=== The exercise ===
Scan the material that follows. Copy every line containing the word "Output".

=== Data rows ===
◆ ◆ ◆ ◆ ◆ ◆ ◆
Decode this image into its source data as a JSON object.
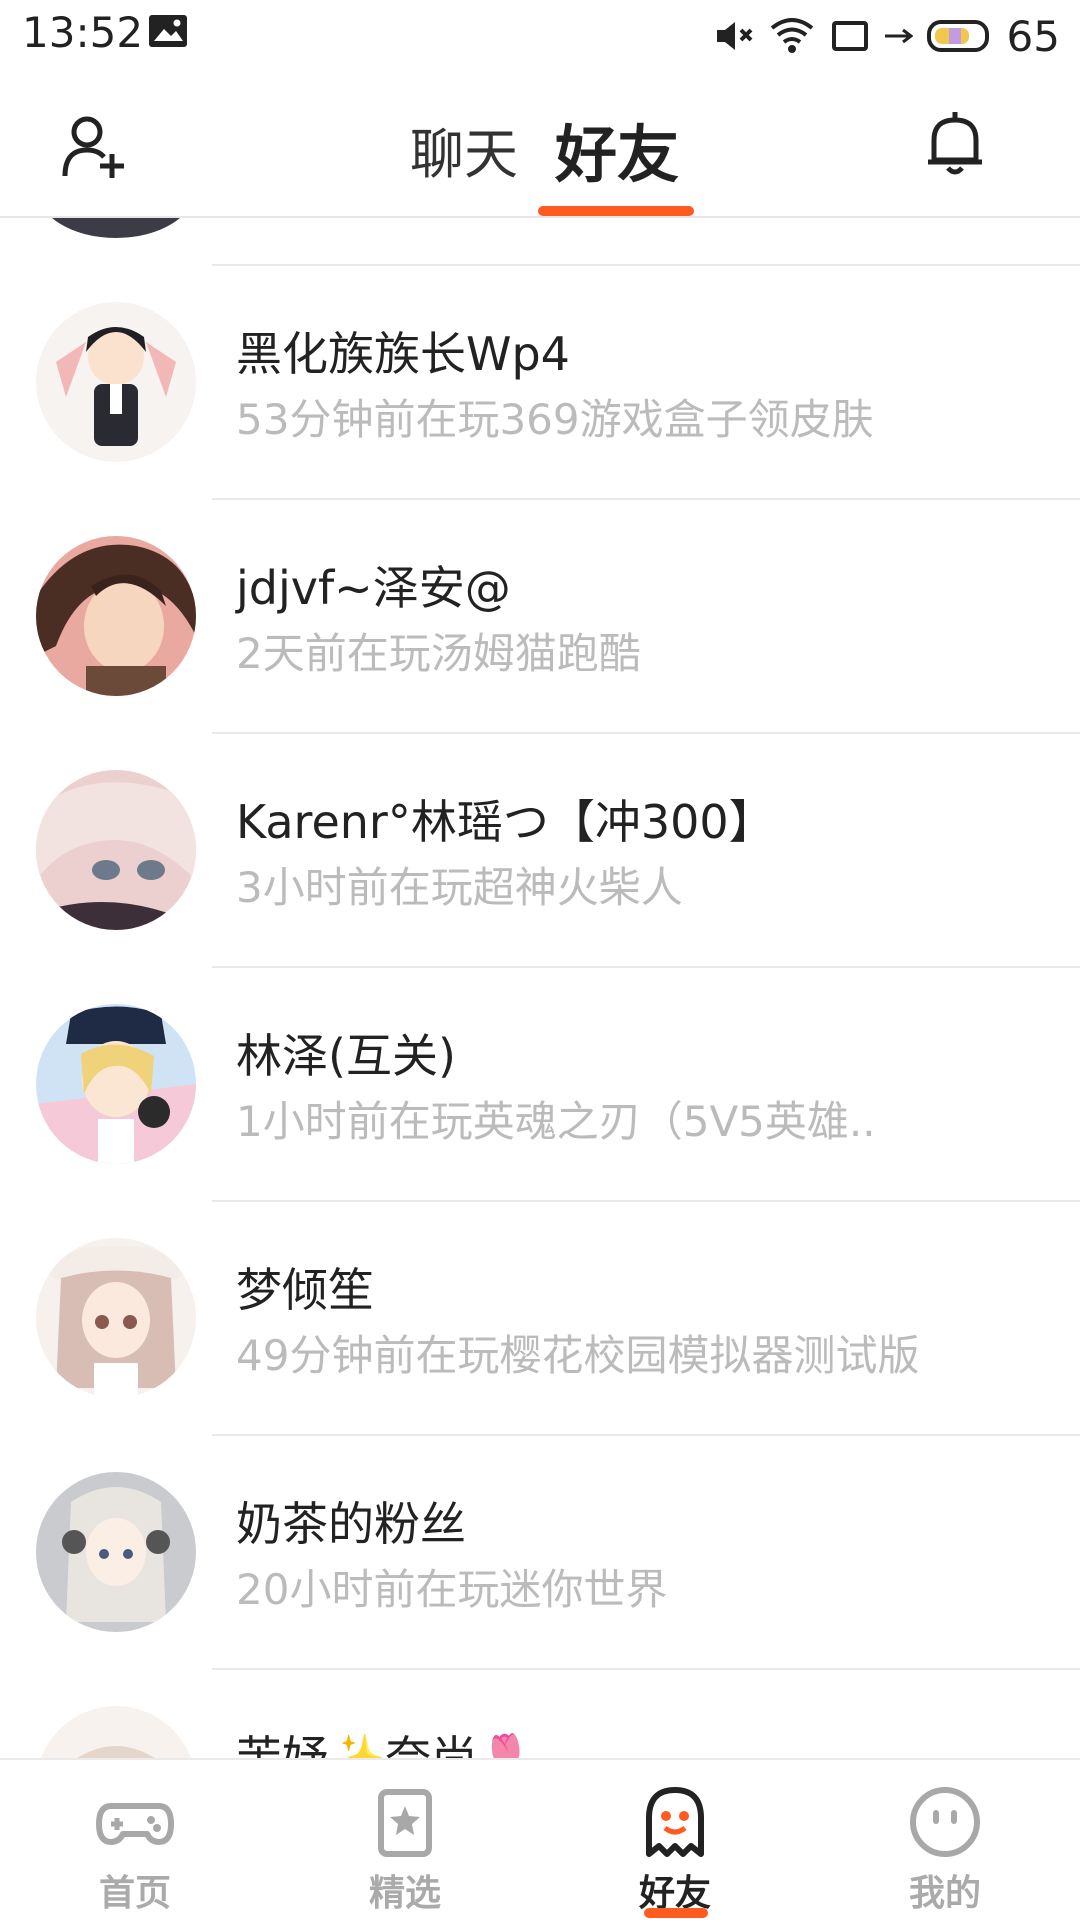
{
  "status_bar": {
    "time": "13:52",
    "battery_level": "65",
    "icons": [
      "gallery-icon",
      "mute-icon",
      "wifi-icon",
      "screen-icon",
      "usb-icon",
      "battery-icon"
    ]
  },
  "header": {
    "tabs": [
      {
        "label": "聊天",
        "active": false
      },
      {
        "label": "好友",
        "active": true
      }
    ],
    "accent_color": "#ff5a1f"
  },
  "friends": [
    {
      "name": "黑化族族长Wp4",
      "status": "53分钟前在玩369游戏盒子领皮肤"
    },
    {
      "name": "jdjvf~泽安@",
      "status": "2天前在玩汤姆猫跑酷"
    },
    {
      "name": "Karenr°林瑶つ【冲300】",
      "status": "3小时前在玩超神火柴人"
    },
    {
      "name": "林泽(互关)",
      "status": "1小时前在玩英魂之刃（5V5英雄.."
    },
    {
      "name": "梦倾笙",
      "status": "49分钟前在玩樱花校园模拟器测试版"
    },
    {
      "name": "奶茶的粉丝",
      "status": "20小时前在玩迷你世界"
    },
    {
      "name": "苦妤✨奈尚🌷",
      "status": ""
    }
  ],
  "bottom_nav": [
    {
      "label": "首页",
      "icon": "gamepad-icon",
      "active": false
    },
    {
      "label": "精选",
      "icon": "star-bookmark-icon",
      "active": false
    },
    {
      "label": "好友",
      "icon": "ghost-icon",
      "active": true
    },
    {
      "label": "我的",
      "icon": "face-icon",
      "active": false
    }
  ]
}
◆ ◆ ◆ ◆ ◆ ◆ ◆
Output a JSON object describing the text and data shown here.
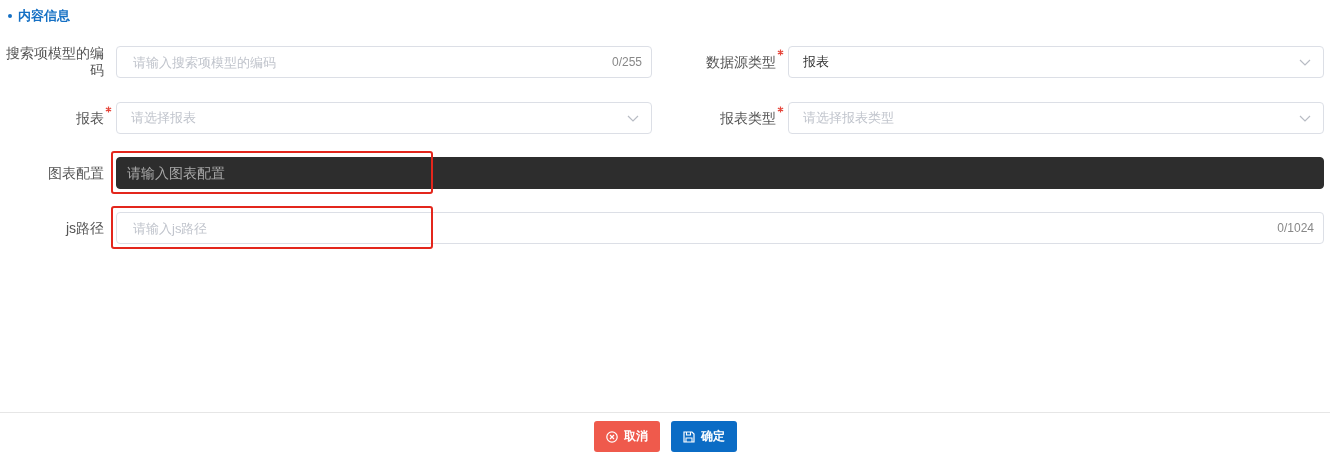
◆ ◆ ◆ ◆ ◆ ◆ ◆
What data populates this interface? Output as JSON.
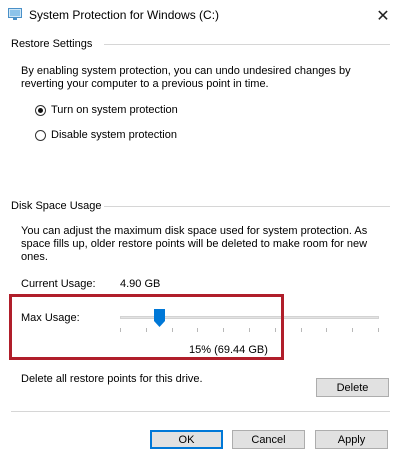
◆ ◆ ◆ ◆ ◆ ◆ ◆
=== Written reply ===
Output a JSON object describing the text and data shown here.
What data populates this interface? Output as JSON.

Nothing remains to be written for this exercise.